*PROMPT*. Reply only with how many lines contain the word "this".

- - - - -

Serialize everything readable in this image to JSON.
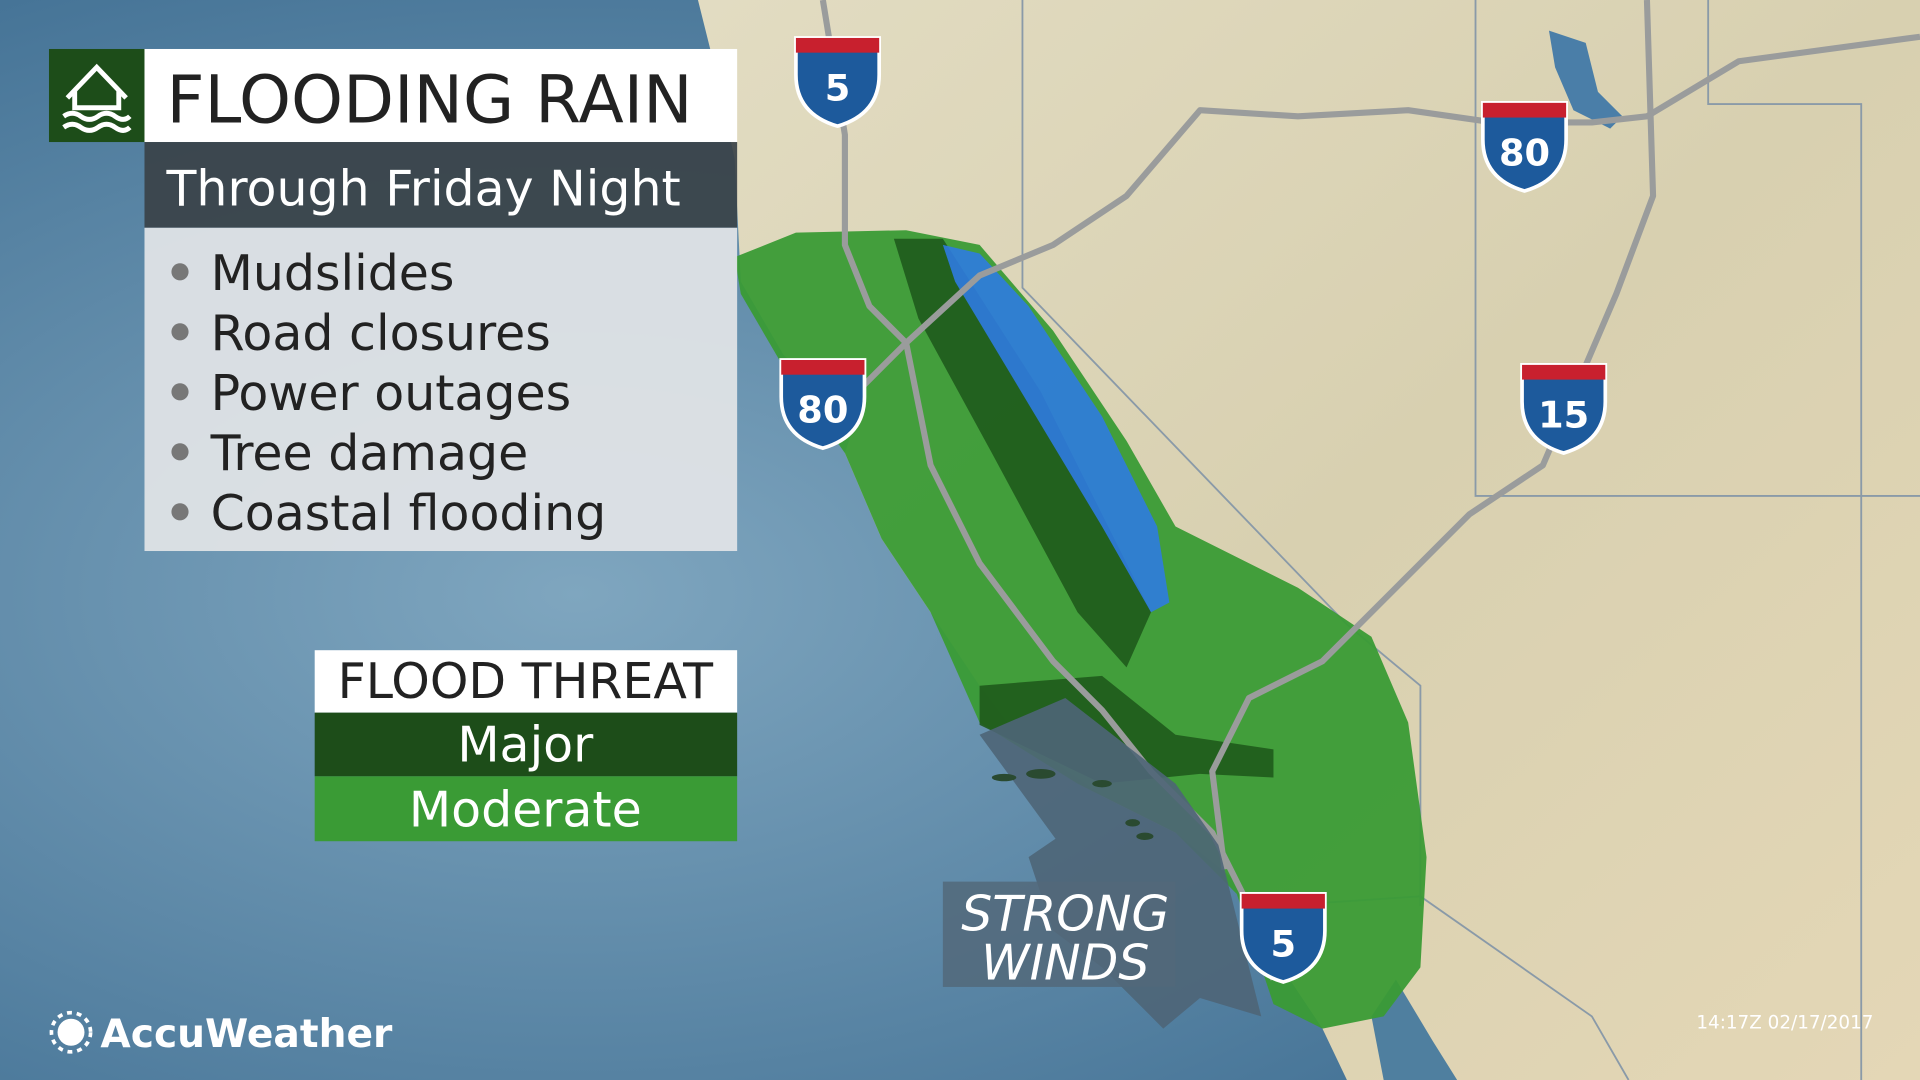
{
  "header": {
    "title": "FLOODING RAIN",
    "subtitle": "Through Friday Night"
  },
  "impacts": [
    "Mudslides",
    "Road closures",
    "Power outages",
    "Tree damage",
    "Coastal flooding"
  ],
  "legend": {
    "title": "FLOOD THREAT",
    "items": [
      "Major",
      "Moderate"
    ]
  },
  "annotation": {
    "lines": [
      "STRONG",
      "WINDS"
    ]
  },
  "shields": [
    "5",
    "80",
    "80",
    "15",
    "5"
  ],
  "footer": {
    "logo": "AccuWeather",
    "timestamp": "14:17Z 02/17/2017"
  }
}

- - - - -

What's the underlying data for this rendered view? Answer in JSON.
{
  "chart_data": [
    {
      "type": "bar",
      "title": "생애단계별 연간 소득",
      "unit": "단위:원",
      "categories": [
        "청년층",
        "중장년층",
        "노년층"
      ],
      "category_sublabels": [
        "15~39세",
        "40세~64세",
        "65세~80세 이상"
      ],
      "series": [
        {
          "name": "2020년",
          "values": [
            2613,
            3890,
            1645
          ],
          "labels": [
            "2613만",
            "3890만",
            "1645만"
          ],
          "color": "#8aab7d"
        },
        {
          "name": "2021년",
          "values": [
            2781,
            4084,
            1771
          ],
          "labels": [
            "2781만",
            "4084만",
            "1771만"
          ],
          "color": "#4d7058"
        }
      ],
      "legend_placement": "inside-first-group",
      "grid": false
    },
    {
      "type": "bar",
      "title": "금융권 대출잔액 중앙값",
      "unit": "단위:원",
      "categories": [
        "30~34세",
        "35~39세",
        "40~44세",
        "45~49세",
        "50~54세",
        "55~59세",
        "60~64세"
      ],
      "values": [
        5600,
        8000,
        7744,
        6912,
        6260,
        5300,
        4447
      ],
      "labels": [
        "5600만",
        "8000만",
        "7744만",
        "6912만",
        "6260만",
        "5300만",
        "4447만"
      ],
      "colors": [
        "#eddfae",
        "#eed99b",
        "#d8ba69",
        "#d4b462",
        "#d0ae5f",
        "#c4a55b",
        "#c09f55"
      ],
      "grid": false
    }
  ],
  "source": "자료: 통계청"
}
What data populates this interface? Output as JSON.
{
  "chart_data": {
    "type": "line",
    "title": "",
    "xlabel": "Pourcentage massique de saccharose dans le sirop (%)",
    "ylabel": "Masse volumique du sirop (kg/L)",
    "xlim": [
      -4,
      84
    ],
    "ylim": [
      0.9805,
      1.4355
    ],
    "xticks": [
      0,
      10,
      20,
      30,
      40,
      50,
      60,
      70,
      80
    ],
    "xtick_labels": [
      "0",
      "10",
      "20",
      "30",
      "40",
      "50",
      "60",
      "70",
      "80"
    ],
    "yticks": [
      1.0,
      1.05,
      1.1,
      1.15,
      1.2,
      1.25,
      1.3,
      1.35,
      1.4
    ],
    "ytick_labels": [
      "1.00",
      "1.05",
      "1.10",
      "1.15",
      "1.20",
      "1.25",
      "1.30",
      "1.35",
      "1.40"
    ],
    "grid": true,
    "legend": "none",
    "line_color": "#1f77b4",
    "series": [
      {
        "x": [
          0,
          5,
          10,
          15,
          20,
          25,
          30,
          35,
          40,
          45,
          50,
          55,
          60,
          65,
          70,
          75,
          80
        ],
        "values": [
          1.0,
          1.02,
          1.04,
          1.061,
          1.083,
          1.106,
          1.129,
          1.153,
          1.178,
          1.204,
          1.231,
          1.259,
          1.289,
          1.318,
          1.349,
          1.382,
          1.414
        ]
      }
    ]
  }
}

- - - - -

*FINISHED ANSWER*. 3